# RECORDS PROVIDED start

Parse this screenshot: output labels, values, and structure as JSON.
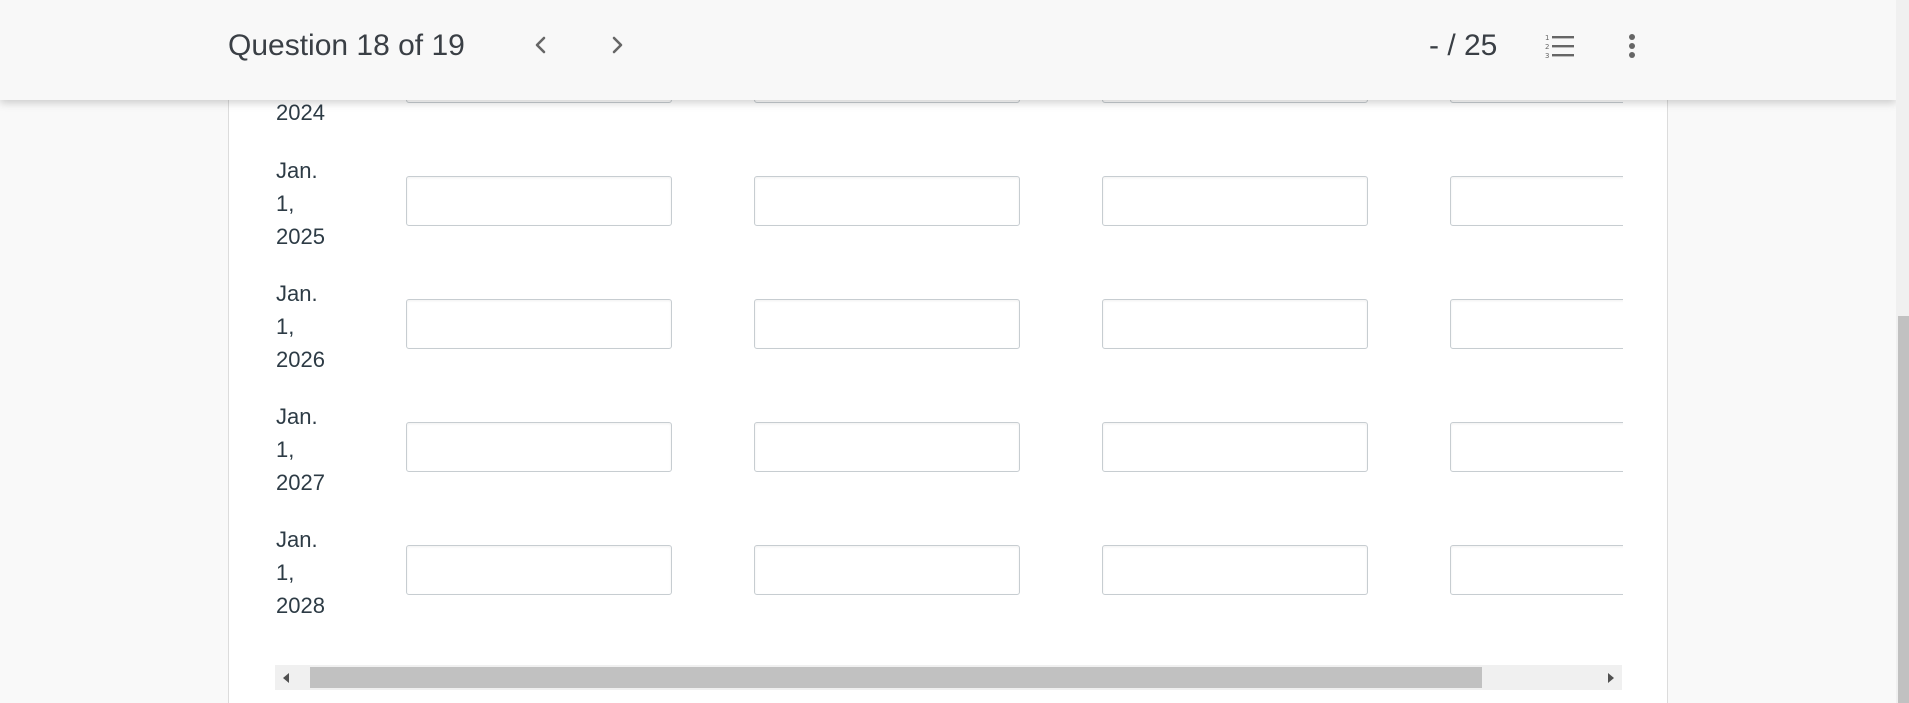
{
  "header": {
    "question_counter": "Question 18 of 19",
    "prev_icon": "chevron-left-icon",
    "next_icon": "chevron-right-icon",
    "score": "- / 25",
    "question_list_icon": "numbered-list-icon",
    "more_icon": "kebab-menu-icon"
  },
  "table": {
    "partial_top_row_label": "2024",
    "rows": [
      {
        "label": "Jan.\n1,\n2025",
        "values": [
          "",
          "",
          "",
          ""
        ]
      },
      {
        "label": "Jan.\n1,\n2026",
        "values": [
          "",
          "",
          "",
          ""
        ]
      },
      {
        "label": "Jan.\n1,\n2027",
        "values": [
          "",
          "",
          "",
          ""
        ]
      },
      {
        "label": "Jan.\n1,\n2028",
        "values": [
          "",
          "",
          "",
          ""
        ]
      }
    ]
  },
  "scrollbars": {
    "horizontal": {
      "visible_fraction": 0.91,
      "position": 0.0
    },
    "vertical": {
      "visible_fraction": 0.55,
      "position": 1.0
    }
  }
}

# RECORDS PROVIDED end

WHAT IS BEING ASKED
Return all the entries word for word, but omit any pictures they contain.

CORRECT RESPONSE
Parse this screenshot: output labels, values, and structure as JSON.
{
  "header": {
    "question_counter": "Question 18 of 19",
    "prev_icon": "chevron-left-icon",
    "next_icon": "chevron-right-icon",
    "score": "- / 25",
    "question_list_icon": "numbered-list-icon",
    "more_icon": "kebab-menu-icon"
  },
  "table": {
    "partial_top_row_label": "2024",
    "rows": [
      {
        "label": "Jan.\n1,\n2025",
        "values": [
          "",
          "",
          "",
          ""
        ]
      },
      {
        "label": "Jan.\n1,\n2026",
        "values": [
          "",
          "",
          "",
          ""
        ]
      },
      {
        "label": "Jan.\n1,\n2027",
        "values": [
          "",
          "",
          "",
          ""
        ]
      },
      {
        "label": "Jan.\n1,\n2028",
        "values": [
          "",
          "",
          "",
          ""
        ]
      }
    ]
  },
  "scrollbars": {
    "horizontal": {
      "visible_fraction": 0.91,
      "position": 0.0
    },
    "vertical": {
      "visible_fraction": 0.55,
      "position": 1.0
    }
  }
}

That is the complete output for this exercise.